What you should do - Exactly repeat all the records below, omitting the images they hold.

Given information -
"""

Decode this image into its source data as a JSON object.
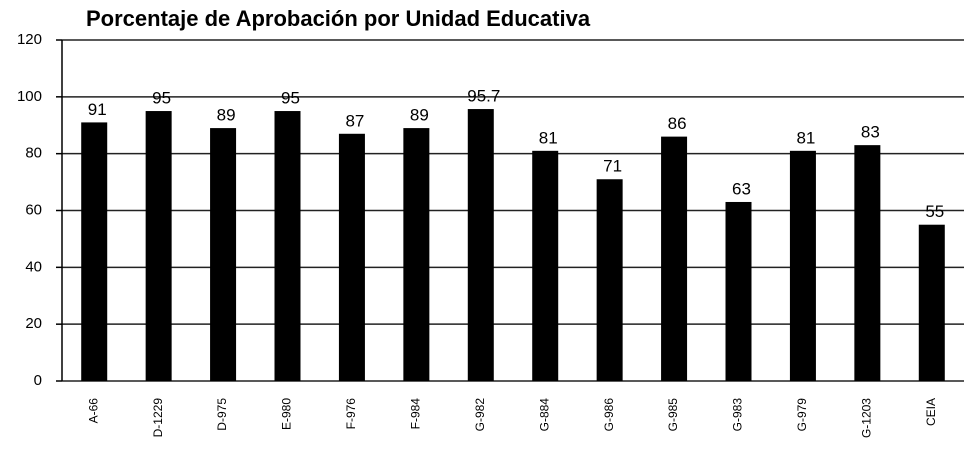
{
  "chart_data": {
    "type": "bar",
    "title": "Porcentaje de Aprobación por Unidad Educativa",
    "categories": [
      "A-66",
      "D-1229",
      "D-975",
      "E-980",
      "F-976",
      "F-984",
      "G-982",
      "G-884",
      "G-986",
      "G-985",
      "G-983",
      "G-979",
      "G-1203",
      "CEIA"
    ],
    "values": [
      91,
      95,
      89,
      95,
      87,
      89,
      95.7,
      81,
      71,
      86,
      63,
      81,
      83,
      55
    ],
    "color": "#000000",
    "ylim": [
      0,
      120
    ],
    "yticks": [
      0,
      20,
      40,
      60,
      80,
      100,
      120
    ],
    "grid": true
  }
}
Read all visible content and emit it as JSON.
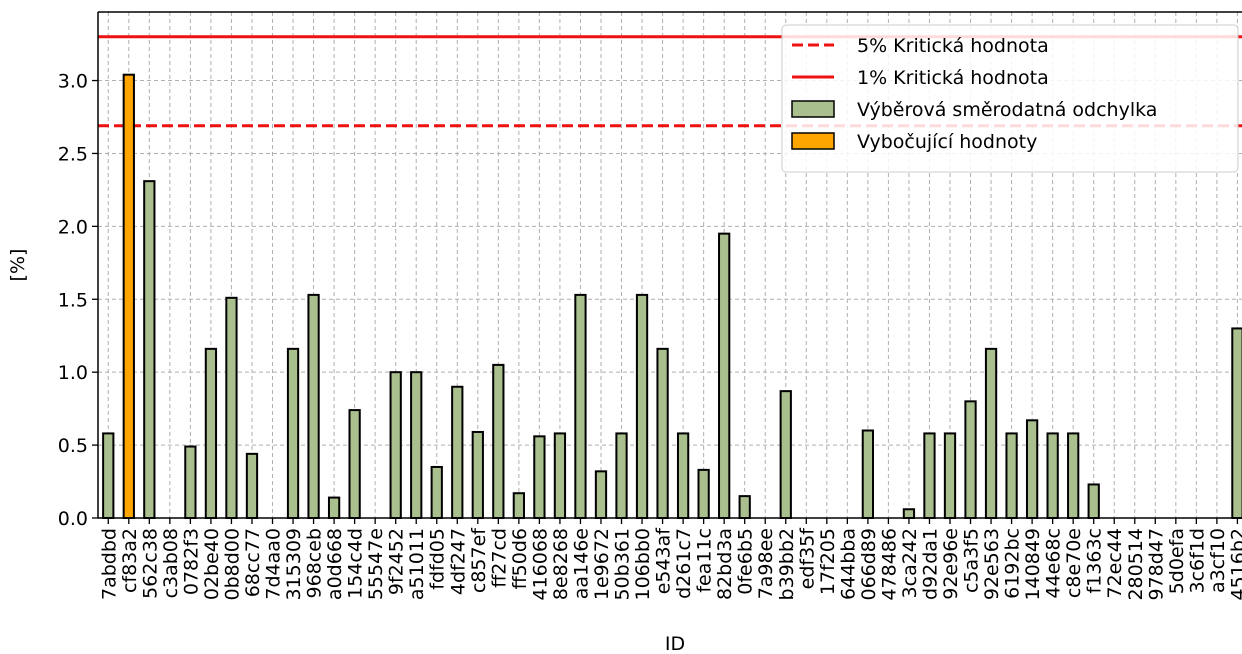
{
  "chart_data": {
    "type": "bar",
    "x_label": "ID",
    "y_label": "[%]",
    "categories": [
      "7abdbd",
      "cf83a2",
      "562c38",
      "c3ab08",
      "0782f3",
      "02be40",
      "0b8d00",
      "68cc77",
      "7d4aa0",
      "315309",
      "968ceb",
      "a0d668",
      "154c4d",
      "55547e",
      "9f2452",
      "a51011",
      "fdfd05",
      "4df247",
      "c857ef",
      "ff27cd",
      "ff50d6",
      "416068",
      "8e8268",
      "aa146e",
      "1e9672",
      "50b361",
      "106bb0",
      "e543af",
      "d261c7",
      "fea11c",
      "82bd3a",
      "0fe6b5",
      "7a98ee",
      "b39bb2",
      "edf35f",
      "17f205",
      "644bba",
      "066d89",
      "478486",
      "3ca242",
      "d92da1",
      "92e96e",
      "c5a3f5",
      "92e563",
      "6192bc",
      "140849",
      "44e68c",
      "c8e70e",
      "f1363c",
      "72ec44",
      "280514",
      "978d47",
      "5d0efa",
      "3c6f1d",
      "a3cf10",
      "4516b2"
    ],
    "series": [
      {
        "name": "Výběrová směrodatná odchylka",
        "color": "#a9bf8e",
        "values": [
          0.58,
          null,
          2.31,
          0,
          0.49,
          1.16,
          1.51,
          0.44,
          0,
          1.16,
          1.53,
          0.14,
          0.74,
          0,
          1.0,
          1.0,
          0.35,
          0.9,
          0.59,
          1.05,
          0.17,
          0.56,
          0.58,
          1.53,
          0.32,
          0.58,
          1.53,
          1.16,
          0.58,
          0.33,
          1.95,
          0.15,
          0,
          0.87,
          0,
          0,
          0,
          0.6,
          0,
          0.06,
          0.58,
          0.58,
          0.8,
          1.16,
          0.58,
          0.67,
          0.58,
          0.58,
          0.23,
          0,
          0,
          0,
          0,
          0,
          0,
          1.3
        ]
      },
      {
        "name": "Vybočující hodnoty",
        "color": "#ffa500",
        "values": [
          null,
          3.04,
          null,
          null,
          null,
          null,
          null,
          null,
          null,
          null,
          null,
          null,
          null,
          null,
          null,
          null,
          null,
          null,
          null,
          null,
          null,
          null,
          null,
          null,
          null,
          null,
          null,
          null,
          null,
          null,
          null,
          null,
          null,
          null,
          null,
          null,
          null,
          null,
          null,
          null,
          null,
          null,
          null,
          null,
          null,
          null,
          null,
          null,
          null,
          null,
          null,
          null,
          null,
          null,
          null,
          null
        ]
      }
    ],
    "lines": [
      {
        "name": "5% Kritická hodnota",
        "value": 2.69,
        "color": "#ee1111",
        "style": "dashed"
      },
      {
        "name": "1% Kritická hodnota",
        "value": 3.3,
        "color": "#ee1111",
        "style": "solid"
      }
    ],
    "ylim": [
      0,
      3.47
    ],
    "yticks": [
      {
        "value": 0,
        "label": "0.0"
      },
      {
        "value": 0.5,
        "label": "0.5"
      },
      {
        "value": 1,
        "label": "1.0"
      },
      {
        "value": 1.5,
        "label": "1.5"
      },
      {
        "value": 2,
        "label": "2.0"
      },
      {
        "value": 2.5,
        "label": "2.5"
      },
      {
        "value": 3,
        "label": "3.0"
      }
    ],
    "grid": true,
    "legend": "upper right"
  }
}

"""

Task output -
Decode this image into its source data as a JSON object.
{
  "chart_data": {
    "type": "bar",
    "title": "Porcentaje de Aprobación por Unidad Educativa",
    "categories": [
      "A-66",
      "D-1229",
      "D-975",
      "E-980",
      "F-976",
      "F-984",
      "G-982",
      "G-884",
      "G-986",
      "G-985",
      "G-983",
      "G-979",
      "G-1203",
      "CEIA"
    ],
    "values": [
      91,
      95,
      89,
      95,
      87,
      89,
      95.7,
      81,
      71,
      86,
      63,
      81,
      83,
      55
    ],
    "color": "#000000",
    "ylim": [
      0,
      120
    ],
    "yticks": [
      0,
      20,
      40,
      60,
      80,
      100,
      120
    ],
    "grid": true
  }
}
Read all visible content and emit it as JSON.
{
  "chart_data": {
    "type": "bar",
    "x_label": "ID",
    "y_label": "[%]",
    "categories": [
      "7abdbd",
      "cf83a2",
      "562c38",
      "c3ab08",
      "0782f3",
      "02be40",
      "0b8d00",
      "68cc77",
      "7d4aa0",
      "315309",
      "968ceb",
      "a0d668",
      "154c4d",
      "55547e",
      "9f2452",
      "a51011",
      "fdfd05",
      "4df247",
      "c857ef",
      "ff27cd",
      "ff50d6",
      "416068",
      "8e8268",
      "aa146e",
      "1e9672",
      "50b361",
      "106bb0",
      "e543af",
      "d261c7",
      "fea11c",
      "82bd3a",
      "0fe6b5",
      "7a98ee",
      "b39bb2",
      "edf35f",
      "17f205",
      "644bba",
      "066d89",
      "478486",
      "3ca242",
      "d92da1",
      "92e96e",
      "c5a3f5",
      "92e563",
      "6192bc",
      "140849",
      "44e68c",
      "c8e70e",
      "f1363c",
      "72ec44",
      "280514",
      "978d47",
      "5d0efa",
      "3c6f1d",
      "a3cf10",
      "4516b2"
    ],
    "series": [
      {
        "name": "Výběrová směrodatná odchylka",
        "color": "#a9bf8e",
        "values": [
          0.58,
          null,
          2.31,
          0,
          0.49,
          1.16,
          1.51,
          0.44,
          0,
          1.16,
          1.53,
          0.14,
          0.74,
          0,
          1.0,
          1.0,
          0.35,
          0.9,
          0.59,
          1.05,
          0.17,
          0.56,
          0.58,
          1.53,
          0.32,
          0.58,
          1.53,
          1.16,
          0.58,
          0.33,
          1.95,
          0.15,
          0,
          0.87,
          0,
          0,
          0,
          0.6,
          0,
          0.06,
          0.58,
          0.58,
          0.8,
          1.16,
          0.58,
          0.67,
          0.58,
          0.58,
          0.23,
          0,
          0,
          0,
          0,
          0,
          0,
          1.3
        ]
      },
      {
        "name": "Vybočující hodnoty",
        "color": "#ffa500",
        "values": [
          null,
          3.04,
          null,
          null,
          null,
          null,
          null,
          null,
          null,
          null,
          null,
          null,
          null,
          null,
          null,
          null,
          null,
          null,
          null,
          null,
          null,
          null,
          null,
          null,
          null,
          null,
          null,
          null,
          null,
          null,
          null,
          null,
          null,
          null,
          null,
          null,
          null,
          null,
          null,
          null,
          null,
          null,
          null,
          null,
          null,
          null,
          null,
          null,
          null,
          null,
          null,
          null,
          null,
          null,
          null,
          null
        ]
      }
    ],
    "lines": [
      {
        "name": "5% Kritická hodnota",
        "value": 2.69,
        "color": "#ee1111",
        "style": "dashed"
      },
      {
        "name": "1% Kritická hodnota",
        "value": 3.3,
        "color": "#ee1111",
        "style": "solid"
      }
    ],
    "ylim": [
      0,
      3.47
    ],
    "yticks": [
      {
        "value": 0,
        "label": "0.0"
      },
      {
        "value": 0.5,
        "label": "0.5"
      },
      {
        "value": 1,
        "label": "1.0"
      },
      {
        "value": 1.5,
        "label": "1.5"
      },
      {
        "value": 2,
        "label": "2.0"
      },
      {
        "value": 2.5,
        "label": "2.5"
      },
      {
        "value": 3,
        "label": "3.0"
      }
    ],
    "grid": true,
    "legend": "upper right"
  }
}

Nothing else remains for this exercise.